SET PROBLEM >>
From the entries below, extract every line that includes the word "Петербурге".

___ ENTRIES PROVIDED

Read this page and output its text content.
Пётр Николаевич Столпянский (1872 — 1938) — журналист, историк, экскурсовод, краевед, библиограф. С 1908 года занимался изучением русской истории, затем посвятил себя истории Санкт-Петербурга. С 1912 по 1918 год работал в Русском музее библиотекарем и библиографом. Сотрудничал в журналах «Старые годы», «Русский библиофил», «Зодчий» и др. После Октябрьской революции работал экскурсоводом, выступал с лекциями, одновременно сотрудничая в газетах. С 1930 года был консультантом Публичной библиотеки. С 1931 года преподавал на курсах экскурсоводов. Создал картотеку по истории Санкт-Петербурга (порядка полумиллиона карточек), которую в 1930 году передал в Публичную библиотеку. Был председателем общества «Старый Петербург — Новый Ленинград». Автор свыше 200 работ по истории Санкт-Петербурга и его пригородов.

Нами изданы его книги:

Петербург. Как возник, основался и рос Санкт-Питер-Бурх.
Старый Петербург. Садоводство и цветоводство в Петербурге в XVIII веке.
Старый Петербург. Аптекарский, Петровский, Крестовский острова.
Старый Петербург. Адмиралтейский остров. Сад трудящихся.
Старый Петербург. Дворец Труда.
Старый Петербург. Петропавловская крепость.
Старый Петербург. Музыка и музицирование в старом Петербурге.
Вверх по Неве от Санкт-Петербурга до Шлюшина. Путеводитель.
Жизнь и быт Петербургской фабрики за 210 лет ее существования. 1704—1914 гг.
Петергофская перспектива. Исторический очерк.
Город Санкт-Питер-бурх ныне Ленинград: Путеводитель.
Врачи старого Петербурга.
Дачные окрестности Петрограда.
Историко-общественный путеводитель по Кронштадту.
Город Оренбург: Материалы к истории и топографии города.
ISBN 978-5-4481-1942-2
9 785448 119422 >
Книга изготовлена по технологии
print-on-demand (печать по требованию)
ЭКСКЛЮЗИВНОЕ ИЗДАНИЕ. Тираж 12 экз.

______

ANSWER IN FULL >>
Старый Петербург. Садоводство и цветоводство в Петербурге в XVIII веке.
Старый Петербург. Музыка и музицирование в старом Петербурге.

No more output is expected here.